# [Exercise directions]
Print all records exactly, leaving nothing out.

# [Input data]
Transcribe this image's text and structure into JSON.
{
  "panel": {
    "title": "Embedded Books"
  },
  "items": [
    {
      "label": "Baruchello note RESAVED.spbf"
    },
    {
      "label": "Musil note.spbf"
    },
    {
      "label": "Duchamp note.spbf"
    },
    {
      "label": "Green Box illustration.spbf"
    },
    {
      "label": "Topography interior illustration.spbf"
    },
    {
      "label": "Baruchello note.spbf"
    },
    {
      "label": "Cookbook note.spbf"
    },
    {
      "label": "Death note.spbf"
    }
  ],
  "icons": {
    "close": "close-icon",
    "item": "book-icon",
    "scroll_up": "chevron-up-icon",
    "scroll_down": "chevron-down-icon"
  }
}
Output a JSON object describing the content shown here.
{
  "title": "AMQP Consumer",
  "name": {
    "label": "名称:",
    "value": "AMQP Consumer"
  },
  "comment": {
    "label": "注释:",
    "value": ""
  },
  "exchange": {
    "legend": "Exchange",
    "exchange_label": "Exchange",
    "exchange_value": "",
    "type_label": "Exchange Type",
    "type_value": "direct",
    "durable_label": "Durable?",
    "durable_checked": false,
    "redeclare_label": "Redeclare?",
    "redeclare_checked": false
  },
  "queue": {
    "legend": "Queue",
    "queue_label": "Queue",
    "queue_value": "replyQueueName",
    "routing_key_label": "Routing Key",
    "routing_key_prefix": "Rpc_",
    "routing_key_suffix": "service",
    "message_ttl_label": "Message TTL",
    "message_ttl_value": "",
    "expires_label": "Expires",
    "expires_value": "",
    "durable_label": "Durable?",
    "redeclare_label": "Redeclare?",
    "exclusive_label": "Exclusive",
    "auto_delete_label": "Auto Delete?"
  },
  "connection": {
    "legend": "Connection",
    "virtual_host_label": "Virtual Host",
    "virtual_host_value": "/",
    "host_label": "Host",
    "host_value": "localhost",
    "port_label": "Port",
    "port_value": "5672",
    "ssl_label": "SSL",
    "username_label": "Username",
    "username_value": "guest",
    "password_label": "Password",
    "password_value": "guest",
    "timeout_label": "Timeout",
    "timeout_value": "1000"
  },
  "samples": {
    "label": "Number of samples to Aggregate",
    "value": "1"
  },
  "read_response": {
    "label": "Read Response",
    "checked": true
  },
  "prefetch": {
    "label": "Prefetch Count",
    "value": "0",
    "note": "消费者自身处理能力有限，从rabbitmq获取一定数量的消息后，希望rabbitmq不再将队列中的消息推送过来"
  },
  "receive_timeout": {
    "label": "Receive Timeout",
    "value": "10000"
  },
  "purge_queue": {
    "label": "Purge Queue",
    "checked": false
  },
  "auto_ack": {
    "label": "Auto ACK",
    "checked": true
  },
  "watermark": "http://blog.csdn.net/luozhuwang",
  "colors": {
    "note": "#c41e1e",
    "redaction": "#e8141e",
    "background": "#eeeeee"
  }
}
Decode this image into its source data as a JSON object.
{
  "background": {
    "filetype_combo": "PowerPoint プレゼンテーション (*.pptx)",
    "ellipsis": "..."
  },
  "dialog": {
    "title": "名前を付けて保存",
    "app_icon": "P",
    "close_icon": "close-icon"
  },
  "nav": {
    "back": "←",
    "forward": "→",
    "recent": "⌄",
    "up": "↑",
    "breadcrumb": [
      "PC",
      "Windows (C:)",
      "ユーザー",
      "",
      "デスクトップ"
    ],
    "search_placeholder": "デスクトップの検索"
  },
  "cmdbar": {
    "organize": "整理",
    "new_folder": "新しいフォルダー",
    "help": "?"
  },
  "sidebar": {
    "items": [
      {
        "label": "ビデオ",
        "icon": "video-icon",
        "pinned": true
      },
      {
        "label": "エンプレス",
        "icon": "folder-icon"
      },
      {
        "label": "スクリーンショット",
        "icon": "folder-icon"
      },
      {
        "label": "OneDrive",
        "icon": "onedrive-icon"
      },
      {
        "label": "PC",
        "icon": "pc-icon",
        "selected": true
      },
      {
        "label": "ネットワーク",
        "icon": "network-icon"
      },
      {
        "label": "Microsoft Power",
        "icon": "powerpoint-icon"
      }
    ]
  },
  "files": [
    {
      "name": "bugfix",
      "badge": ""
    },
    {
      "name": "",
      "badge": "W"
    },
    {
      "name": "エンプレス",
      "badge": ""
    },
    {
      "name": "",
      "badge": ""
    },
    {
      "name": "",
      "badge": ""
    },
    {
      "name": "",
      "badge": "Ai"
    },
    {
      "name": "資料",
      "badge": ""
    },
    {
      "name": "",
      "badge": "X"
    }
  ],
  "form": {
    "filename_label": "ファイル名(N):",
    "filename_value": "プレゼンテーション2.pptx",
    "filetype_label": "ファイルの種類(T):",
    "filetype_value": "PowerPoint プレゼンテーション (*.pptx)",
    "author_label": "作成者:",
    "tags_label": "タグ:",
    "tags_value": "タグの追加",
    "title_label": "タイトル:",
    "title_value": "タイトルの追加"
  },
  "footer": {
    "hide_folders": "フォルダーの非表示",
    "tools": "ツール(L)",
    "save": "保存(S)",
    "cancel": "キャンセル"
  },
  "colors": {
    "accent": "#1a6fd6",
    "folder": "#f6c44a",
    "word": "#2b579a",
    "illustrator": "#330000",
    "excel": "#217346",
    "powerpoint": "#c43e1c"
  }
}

# [Answer to the exercise]
Transcribe this image's text and structure into JSON.
{
  "panel": {
    "title": "Embedded Books"
  },
  "items": [
    {
      "label": "Baruchello note RESAVED.spbf"
    },
    {
      "label": "Musil note.spbf"
    },
    {
      "label": "Duchamp note.spbf"
    },
    {
      "label": "Green Box illustration.spbf"
    },
    {
      "label": "Topography interior illustration.spbf"
    },
    {
      "label": "Baruchello note.spbf"
    },
    {
      "label": "Cookbook note.spbf"
    },
    {
      "label": "Death note.spbf"
    }
  ],
  "icons": {
    "close": "close-icon",
    "item": "book-icon",
    "scroll_up": "chevron-up-icon",
    "scroll_down": "chevron-down-icon"
  }
}
Output a JSON object describing the content shown here.
{
  "title": "AMQP Consumer",
  "name": {
    "label": "名称:",
    "value": "AMQP Consumer"
  },
  "comment": {
    "label": "注释:",
    "value": ""
  },
  "exchange": {
    "legend": "Exchange",
    "exchange_label": "Exchange",
    "exchange_value": "",
    "type_label": "Exchange Type",
    "type_value": "direct",
    "durable_label": "Durable?",
    "durable_checked": false,
    "redeclare_label": "Redeclare?",
    "redeclare_checked": false
  },
  "queue": {
    "legend": "Queue",
    "queue_label": "Queue",
    "queue_value": "replyQueueName",
    "routing_key_label": "Routing Key",
    "routing_key_prefix": "Rpc_",
    "routing_key_suffix": "service",
    "message_ttl_label": "Message TTL",
    "message_ttl_value": "",
    "expires_label": "Expires",
    "expires_value": "",
    "durable_label": "Durable?",
    "redeclare_label": "Redeclare?",
    "exclusive_label": "Exclusive",
    "auto_delete_label": "Auto Delete?"
  },
  "connection": {
    "legend": "Connection",
    "virtual_host_label": "Virtual Host",
    "virtual_host_value": "/",
    "host_label": "Host",
    "host_value": "localhost",
    "port_label": "Port",
    "port_value": "5672",
    "ssl_label": "SSL",
    "username_label": "Username",
    "username_value": "guest",
    "password_label": "Password",
    "password_value": "guest",
    "timeout_label": "Timeout",
    "timeout_value": "1000"
  },
  "samples": {
    "label": "Number of samples to Aggregate",
    "value": "1"
  },
  "read_response": {
    "label": "Read Response",
    "checked": true
  },
  "prefetch": {
    "label": "Prefetch Count",
    "value": "0",
    "note": "消费者自身处理能力有限，从rabbitmq获取一定数量的消息后，希望rabbitmq不再将队列中的消息推送过来"
  },
  "receive_timeout": {
    "label": "Receive Timeout",
    "value": "10000"
  },
  "purge_queue": {
    "label": "Purge Queue",
    "checked": false
  },
  "auto_ack": {
    "label": "Auto ACK",
    "checked": true
  },
  "watermark": "http://blog.csdn.net/luozhuwang",
  "colors": {
    "note": "#c41e1e",
    "redaction": "#e8141e",
    "background": "#eeeeee"
  }
}
Decode this image into its source data as a JSON object.
{
  "background": {
    "filetype_combo": "PowerPoint プレゼンテーション (*.pptx)",
    "ellipsis": "..."
  },
  "dialog": {
    "title": "名前を付けて保存",
    "app_icon": "P",
    "close_icon": "close-icon"
  },
  "nav": {
    "back": "←",
    "forward": "→",
    "recent": "⌄",
    "up": "↑",
    "breadcrumb": [
      "PC",
      "Windows (C:)",
      "ユーザー",
      "",
      "デスクトップ"
    ],
    "search_placeholder": "デスクトップの検索"
  },
  "cmdbar": {
    "organize": "整理",
    "new_folder": "新しいフォルダー",
    "help": "?"
  },
  "sidebar": {
    "items": [
      {
        "label": "ビデオ",
        "icon": "video-icon",
        "pinned": true
      },
      {
        "label": "エンプレス",
        "icon": "folder-icon"
      },
      {
        "label": "スクリーンショット",
        "icon": "folder-icon"
      },
      {
        "label": "OneDrive",
        "icon": "onedrive-icon"
      },
      {
        "label": "PC",
        "icon": "pc-icon",
        "selected": true
      },
      {
        "label": "ネットワーク",
        "icon": "network-icon"
      },
      {
        "label": "Microsoft Power",
        "icon": "powerpoint-icon"
      }
    ]
  },
  "files": [
    {
      "name": "bugfix",
      "badge": ""
    },
    {
      "name": "",
      "badge": "W"
    },
    {
      "name": "エンプレス",
      "badge": ""
    },
    {
      "name": "",
      "badge": ""
    },
    {
      "name": "",
      "badge": ""
    },
    {
      "name": "",
      "badge": "Ai"
    },
    {
      "name": "資料",
      "badge": ""
    },
    {
      "name": "",
      "badge": "X"
    }
  ],
  "form": {
    "filename_label": "ファイル名(N):",
    "filename_value": "プレゼンテーション2.pptx",
    "filetype_label": "ファイルの種類(T):",
    "filetype_value": "PowerPoint プレゼンテーション (*.pptx)",
    "author_label": "作成者:",
    "tags_label": "タグ:",
    "tags_value": "タグの追加",
    "title_label": "タイトル:",
    "title_value": "タイトルの追加"
  },
  "footer": {
    "hide_folders": "フォルダーの非表示",
    "tools": "ツール(L)",
    "save": "保存(S)",
    "cancel": "キャンセル"
  },
  "colors": {
    "accent": "#1a6fd6",
    "folder": "#f6c44a",
    "word": "#2b579a",
    "illustrator": "#330000",
    "excel": "#217346",
    "powerpoint": "#c43e1c"
  }
}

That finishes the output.